▶ [Items from a data source]:

↓

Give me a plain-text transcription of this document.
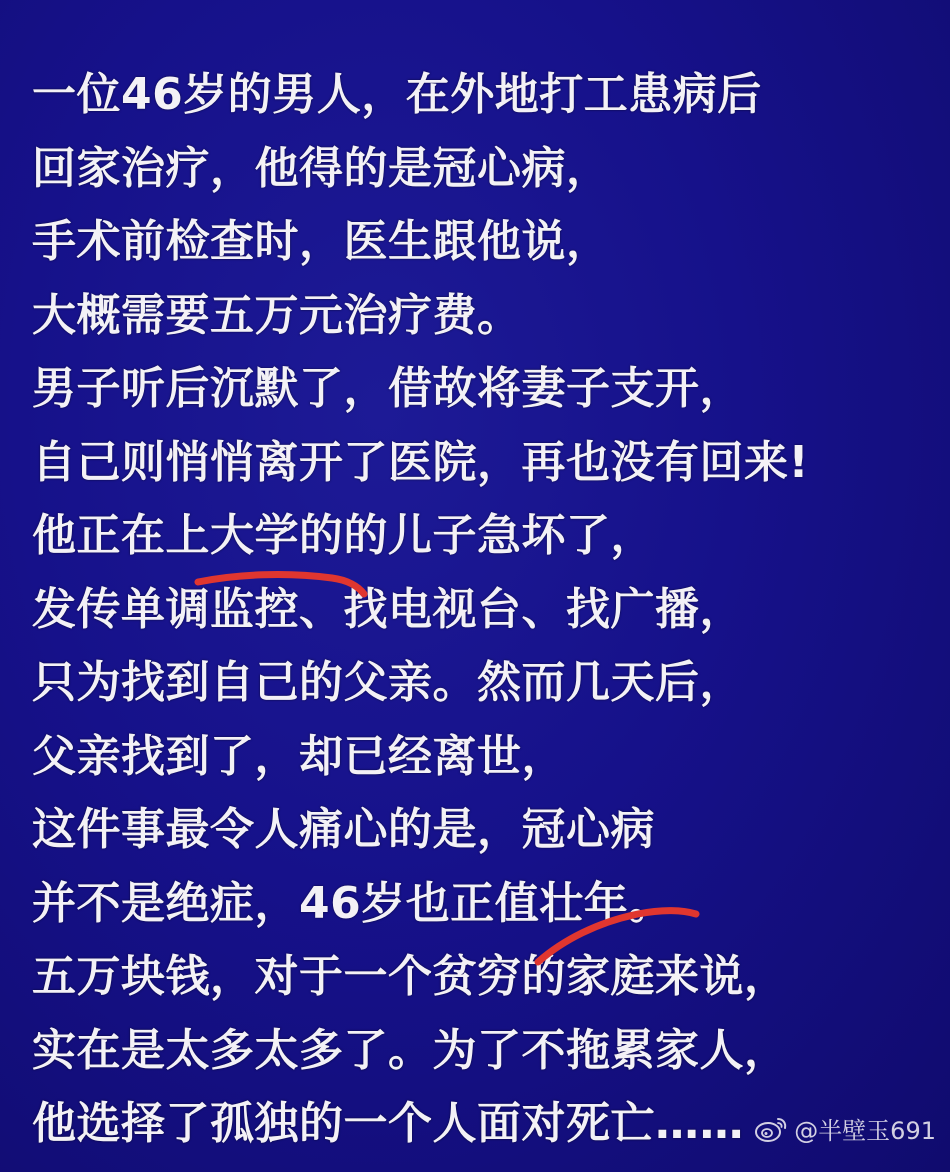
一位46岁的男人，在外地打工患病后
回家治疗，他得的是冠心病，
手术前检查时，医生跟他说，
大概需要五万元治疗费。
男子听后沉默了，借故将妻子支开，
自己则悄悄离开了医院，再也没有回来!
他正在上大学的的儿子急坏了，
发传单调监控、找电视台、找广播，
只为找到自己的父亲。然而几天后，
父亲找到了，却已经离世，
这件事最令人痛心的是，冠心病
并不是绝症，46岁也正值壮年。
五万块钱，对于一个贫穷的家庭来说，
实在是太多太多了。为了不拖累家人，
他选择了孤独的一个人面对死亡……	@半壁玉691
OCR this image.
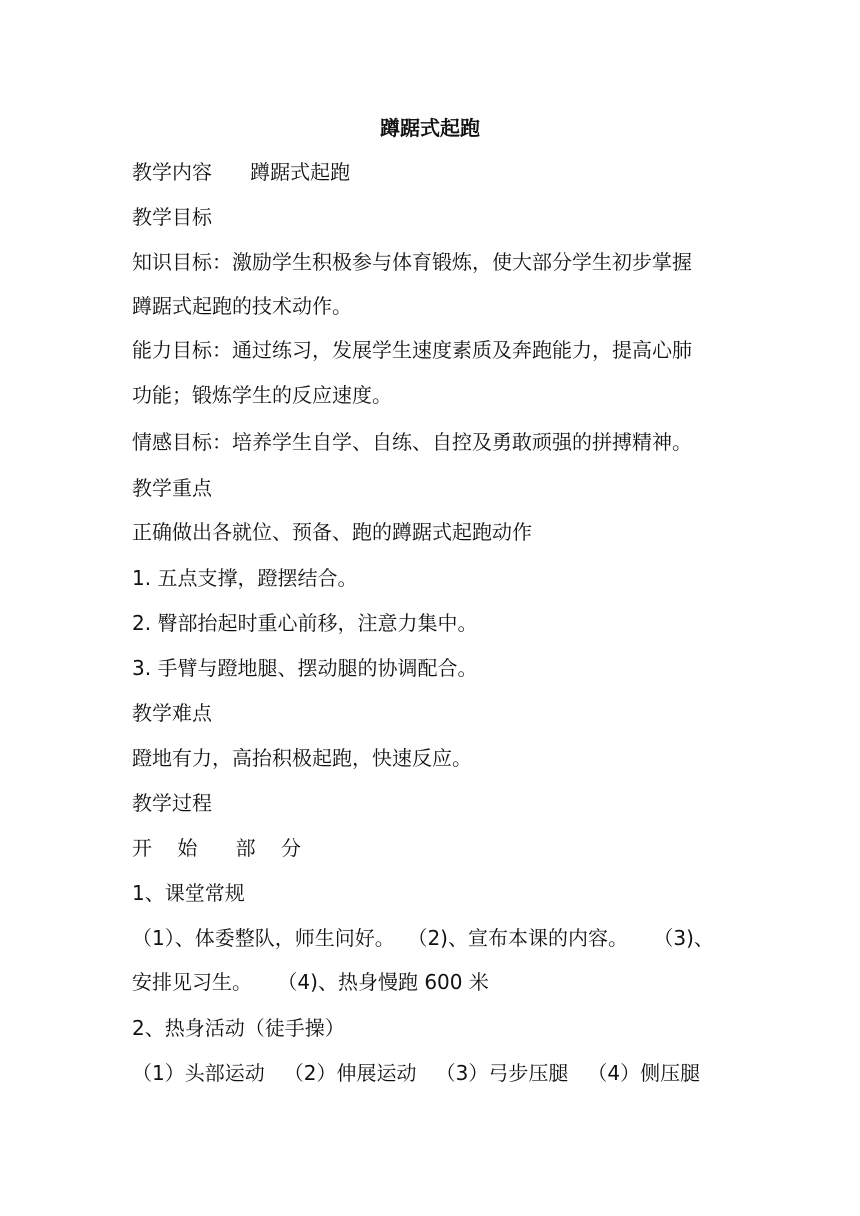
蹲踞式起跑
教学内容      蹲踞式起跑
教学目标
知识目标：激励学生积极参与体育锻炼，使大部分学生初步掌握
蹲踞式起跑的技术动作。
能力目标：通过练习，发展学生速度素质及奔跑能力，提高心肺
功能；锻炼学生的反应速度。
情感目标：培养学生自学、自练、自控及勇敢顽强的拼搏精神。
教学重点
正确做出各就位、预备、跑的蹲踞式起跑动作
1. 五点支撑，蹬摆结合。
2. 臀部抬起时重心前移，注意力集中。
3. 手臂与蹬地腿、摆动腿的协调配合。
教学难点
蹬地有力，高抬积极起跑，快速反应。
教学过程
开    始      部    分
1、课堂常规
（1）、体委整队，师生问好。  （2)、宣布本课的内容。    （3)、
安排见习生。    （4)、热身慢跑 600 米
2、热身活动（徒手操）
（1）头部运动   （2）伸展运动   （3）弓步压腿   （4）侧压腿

↑

▶ [Given instruction]: Gather up the lines containing the word "this" from these records and copy them.

▶ [Task result]:
Give me a plain-text transcription of this document.
OCR this image.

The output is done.